--- START RECORD EXTRACTS ---
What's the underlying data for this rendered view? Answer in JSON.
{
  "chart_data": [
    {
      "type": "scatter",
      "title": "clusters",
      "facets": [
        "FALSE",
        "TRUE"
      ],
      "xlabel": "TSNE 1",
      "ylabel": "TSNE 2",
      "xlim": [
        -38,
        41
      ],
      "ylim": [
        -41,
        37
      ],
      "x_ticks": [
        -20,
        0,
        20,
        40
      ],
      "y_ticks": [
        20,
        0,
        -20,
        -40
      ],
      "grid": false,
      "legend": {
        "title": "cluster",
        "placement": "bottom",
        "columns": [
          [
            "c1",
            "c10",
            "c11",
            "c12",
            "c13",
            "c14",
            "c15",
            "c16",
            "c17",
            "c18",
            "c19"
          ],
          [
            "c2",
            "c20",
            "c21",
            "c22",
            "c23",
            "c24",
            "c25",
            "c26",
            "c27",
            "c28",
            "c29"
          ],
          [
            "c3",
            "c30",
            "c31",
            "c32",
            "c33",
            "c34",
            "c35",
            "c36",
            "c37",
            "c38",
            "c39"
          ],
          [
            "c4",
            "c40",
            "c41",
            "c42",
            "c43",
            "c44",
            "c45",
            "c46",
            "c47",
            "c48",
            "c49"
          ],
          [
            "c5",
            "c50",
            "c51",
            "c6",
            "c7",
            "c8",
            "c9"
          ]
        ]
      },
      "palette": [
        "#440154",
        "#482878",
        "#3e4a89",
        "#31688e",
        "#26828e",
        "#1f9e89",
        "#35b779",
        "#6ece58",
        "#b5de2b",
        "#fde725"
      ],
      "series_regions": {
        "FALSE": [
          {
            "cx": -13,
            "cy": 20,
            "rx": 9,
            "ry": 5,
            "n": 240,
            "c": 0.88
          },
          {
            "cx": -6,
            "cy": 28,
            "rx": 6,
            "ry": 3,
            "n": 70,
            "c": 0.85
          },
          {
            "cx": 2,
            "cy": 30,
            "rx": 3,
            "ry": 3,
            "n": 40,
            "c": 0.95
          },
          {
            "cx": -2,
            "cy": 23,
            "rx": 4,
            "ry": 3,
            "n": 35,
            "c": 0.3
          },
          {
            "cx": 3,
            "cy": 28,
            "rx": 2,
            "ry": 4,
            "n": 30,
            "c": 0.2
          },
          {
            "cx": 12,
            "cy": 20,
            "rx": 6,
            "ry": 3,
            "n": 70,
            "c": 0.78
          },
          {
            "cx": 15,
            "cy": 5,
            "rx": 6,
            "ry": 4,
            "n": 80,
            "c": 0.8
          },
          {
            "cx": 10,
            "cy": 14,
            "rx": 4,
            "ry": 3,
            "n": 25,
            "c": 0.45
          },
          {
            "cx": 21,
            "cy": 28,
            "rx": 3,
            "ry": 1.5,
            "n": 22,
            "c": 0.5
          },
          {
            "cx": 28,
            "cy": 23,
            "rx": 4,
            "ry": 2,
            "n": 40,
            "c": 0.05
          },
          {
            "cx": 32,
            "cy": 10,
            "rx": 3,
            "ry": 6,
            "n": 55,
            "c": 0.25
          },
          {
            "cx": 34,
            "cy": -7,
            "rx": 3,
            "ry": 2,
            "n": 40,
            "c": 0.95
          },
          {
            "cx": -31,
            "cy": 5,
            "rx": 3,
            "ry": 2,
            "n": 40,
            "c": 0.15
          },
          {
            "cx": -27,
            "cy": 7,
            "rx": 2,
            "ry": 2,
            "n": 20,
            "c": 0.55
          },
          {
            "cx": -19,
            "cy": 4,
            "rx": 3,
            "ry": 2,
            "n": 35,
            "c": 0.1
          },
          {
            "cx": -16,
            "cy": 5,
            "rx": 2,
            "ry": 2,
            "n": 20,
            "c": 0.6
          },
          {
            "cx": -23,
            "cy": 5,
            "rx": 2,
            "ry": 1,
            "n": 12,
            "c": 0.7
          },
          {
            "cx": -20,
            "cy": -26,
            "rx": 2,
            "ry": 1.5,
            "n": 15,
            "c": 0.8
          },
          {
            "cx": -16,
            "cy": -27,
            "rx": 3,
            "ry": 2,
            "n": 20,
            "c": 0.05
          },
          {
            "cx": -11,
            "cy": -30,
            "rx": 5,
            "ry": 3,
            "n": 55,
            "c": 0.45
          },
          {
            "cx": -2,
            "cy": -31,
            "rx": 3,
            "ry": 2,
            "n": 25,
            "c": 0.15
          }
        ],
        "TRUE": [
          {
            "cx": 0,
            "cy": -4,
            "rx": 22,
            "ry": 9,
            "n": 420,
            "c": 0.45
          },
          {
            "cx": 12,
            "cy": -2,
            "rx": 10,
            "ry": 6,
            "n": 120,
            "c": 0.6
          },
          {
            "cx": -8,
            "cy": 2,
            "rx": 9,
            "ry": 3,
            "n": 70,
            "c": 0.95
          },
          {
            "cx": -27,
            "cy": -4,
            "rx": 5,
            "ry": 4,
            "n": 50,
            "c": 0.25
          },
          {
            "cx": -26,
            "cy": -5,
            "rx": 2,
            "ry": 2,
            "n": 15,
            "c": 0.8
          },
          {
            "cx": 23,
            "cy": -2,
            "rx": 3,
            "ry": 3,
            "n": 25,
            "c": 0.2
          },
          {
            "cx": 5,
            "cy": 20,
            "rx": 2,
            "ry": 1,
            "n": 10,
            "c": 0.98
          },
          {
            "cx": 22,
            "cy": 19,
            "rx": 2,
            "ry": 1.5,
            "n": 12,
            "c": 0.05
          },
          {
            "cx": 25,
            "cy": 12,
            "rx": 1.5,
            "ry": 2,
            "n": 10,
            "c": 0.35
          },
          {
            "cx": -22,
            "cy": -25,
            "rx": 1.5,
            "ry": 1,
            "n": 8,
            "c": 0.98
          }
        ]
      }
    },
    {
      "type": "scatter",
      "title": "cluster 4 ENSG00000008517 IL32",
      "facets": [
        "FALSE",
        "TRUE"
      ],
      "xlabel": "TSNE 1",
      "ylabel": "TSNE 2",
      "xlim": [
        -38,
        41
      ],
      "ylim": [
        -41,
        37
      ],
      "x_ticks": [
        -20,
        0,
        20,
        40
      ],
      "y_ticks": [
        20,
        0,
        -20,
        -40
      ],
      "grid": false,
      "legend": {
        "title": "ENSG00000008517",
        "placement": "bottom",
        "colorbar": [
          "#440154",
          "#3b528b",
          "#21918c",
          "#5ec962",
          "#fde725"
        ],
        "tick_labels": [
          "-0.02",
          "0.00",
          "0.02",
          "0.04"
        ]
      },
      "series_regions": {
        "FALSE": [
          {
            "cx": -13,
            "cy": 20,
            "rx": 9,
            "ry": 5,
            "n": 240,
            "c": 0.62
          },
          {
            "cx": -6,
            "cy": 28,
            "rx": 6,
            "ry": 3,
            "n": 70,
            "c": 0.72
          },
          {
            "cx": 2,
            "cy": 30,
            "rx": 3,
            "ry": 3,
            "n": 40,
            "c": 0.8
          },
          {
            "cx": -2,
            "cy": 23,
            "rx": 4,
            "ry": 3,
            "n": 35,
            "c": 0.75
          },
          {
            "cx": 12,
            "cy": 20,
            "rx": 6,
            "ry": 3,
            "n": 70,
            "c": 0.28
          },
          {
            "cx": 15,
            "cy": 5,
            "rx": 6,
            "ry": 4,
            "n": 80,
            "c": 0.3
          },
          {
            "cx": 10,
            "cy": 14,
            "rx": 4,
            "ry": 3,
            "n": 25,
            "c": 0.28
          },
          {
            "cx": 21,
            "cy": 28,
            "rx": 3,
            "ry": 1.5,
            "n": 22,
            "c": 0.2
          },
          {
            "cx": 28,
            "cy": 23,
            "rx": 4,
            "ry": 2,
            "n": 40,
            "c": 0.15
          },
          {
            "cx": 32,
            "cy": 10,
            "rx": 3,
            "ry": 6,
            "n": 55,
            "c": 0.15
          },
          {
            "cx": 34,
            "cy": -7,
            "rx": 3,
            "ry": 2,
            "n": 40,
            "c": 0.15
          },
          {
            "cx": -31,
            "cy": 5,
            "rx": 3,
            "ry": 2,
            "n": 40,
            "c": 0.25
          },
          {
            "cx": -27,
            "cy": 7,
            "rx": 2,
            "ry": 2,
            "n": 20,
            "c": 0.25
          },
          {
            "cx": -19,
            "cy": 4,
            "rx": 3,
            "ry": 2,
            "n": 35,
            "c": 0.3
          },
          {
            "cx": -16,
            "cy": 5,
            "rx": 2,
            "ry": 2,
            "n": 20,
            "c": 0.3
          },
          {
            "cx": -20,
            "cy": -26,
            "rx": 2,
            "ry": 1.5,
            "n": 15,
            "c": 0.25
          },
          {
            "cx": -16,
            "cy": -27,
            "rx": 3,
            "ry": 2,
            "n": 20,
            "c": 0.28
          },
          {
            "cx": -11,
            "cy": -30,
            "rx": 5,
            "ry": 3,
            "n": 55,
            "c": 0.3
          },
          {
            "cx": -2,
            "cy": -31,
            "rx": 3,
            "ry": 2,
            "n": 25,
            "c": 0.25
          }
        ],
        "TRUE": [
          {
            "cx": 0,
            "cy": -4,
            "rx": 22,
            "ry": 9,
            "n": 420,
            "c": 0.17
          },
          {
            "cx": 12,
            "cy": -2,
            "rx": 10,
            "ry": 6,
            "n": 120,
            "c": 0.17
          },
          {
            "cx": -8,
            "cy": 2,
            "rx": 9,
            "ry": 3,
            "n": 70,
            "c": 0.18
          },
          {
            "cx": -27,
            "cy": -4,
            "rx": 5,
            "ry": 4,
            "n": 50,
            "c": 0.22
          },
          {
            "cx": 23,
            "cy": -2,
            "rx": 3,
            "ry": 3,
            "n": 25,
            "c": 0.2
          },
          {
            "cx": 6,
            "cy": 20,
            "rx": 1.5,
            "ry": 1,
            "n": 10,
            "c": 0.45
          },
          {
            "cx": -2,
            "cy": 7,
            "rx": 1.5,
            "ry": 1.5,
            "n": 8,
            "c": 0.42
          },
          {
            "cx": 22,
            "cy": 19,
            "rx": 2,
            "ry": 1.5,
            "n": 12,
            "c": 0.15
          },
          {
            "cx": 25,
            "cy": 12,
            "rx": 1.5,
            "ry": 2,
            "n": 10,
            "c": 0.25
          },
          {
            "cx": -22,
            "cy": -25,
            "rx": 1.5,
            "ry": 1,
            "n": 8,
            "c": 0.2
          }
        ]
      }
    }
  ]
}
--- END RECORD EXTRACTS ---
**PROBLEM DETAILS**
Copy each line holding the word "title" from the listing above.

**SOLUTION BELOW**
      "title": "clusters",
        "title": "cluster",
      "title": "cluster 4 ENSG00000008517 IL32",
        "title": "ENSG00000008517",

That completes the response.